▸ **DATA PROVIDED**:
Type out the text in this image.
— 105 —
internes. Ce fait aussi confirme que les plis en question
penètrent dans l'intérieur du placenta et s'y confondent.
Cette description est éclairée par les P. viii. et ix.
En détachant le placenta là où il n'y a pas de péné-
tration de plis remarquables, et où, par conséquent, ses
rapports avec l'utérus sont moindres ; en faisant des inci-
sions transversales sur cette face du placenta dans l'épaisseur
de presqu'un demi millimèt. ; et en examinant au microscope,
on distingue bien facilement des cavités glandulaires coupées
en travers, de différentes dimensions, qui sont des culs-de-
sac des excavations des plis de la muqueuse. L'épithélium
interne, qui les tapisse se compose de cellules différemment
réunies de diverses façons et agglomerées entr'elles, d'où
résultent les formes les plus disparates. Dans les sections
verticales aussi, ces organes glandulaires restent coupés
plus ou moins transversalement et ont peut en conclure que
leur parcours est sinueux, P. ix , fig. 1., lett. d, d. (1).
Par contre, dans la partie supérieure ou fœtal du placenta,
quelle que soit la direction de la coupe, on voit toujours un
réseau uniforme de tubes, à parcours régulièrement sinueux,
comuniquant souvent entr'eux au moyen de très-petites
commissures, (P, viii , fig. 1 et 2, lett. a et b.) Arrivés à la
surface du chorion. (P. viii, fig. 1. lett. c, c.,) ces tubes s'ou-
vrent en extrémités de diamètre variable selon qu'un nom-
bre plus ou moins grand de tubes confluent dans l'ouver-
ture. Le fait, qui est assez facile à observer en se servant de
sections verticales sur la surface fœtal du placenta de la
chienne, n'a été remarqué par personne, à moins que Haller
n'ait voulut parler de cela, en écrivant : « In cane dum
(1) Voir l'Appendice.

▸ **WHAT IS ASKED**:
From the first line to the last, retype the data exactly.

▸ **SOLUTION FOR THIS PROBLEM**:
Type out the text in this image.
— 105 —
internes. Ce fait aussi confirme que les plis en question
penètrent dans l'intérieur du placenta et s'y confondent.
Cette description est éclairée par les P. viii. et ix.
En détachant le placenta là où il n'y a pas de péné-
tration de plis remarquables, et où, par conséquent, ses
rapports avec l'utérus sont moindres ; en faisant des inci-
sions transversales sur cette face du placenta dans l'épaisseur
de presqu'un demi millimèt. ; et en examinant au microscope,
on distingue bien facilement des cavités glandulaires coupées
en travers, de différentes dimensions, qui sont des culs-de-
sac des excavations des plis de la muqueuse. L'épithélium
interne, qui les tapisse se compose de cellules différemment
réunies de diverses façons et agglomerées entr'elles, d'où
résultent les formes les plus disparates. Dans les sections
verticales aussi, ces organes glandulaires restent coupés
plus ou moins transversalement et ont peut en conclure que
leur parcours est sinueux, P. ix , fig. 1., lett. d, d. (1).
Par contre, dans la partie supérieure ou fœtal du placenta,
quelle que soit la direction de la coupe, on voit toujours un
réseau uniforme de tubes, à parcours régulièrement sinueux,
comuniquant souvent entr'eux au moyen de très-petites
commissures, (P, viii , fig. 1 et 2, lett. a et b.) Arrivés à la
surface du chorion. (P. viii, fig. 1. lett. c, c.,) ces tubes s'ou-
vrent en extrémités de diamètre variable selon qu'un nom-
bre plus ou moins grand de tubes confluent dans l'ouver-
ture. Le fait, qui est assez facile à observer en se servant de
sections verticales sur la surface fœtal du placenta de la
chienne, n'a été remarqué par personne, à moins que Haller
n'ait voulut parler de cela, en écrivant : « In cane dum
(1) Voir l'Appendice.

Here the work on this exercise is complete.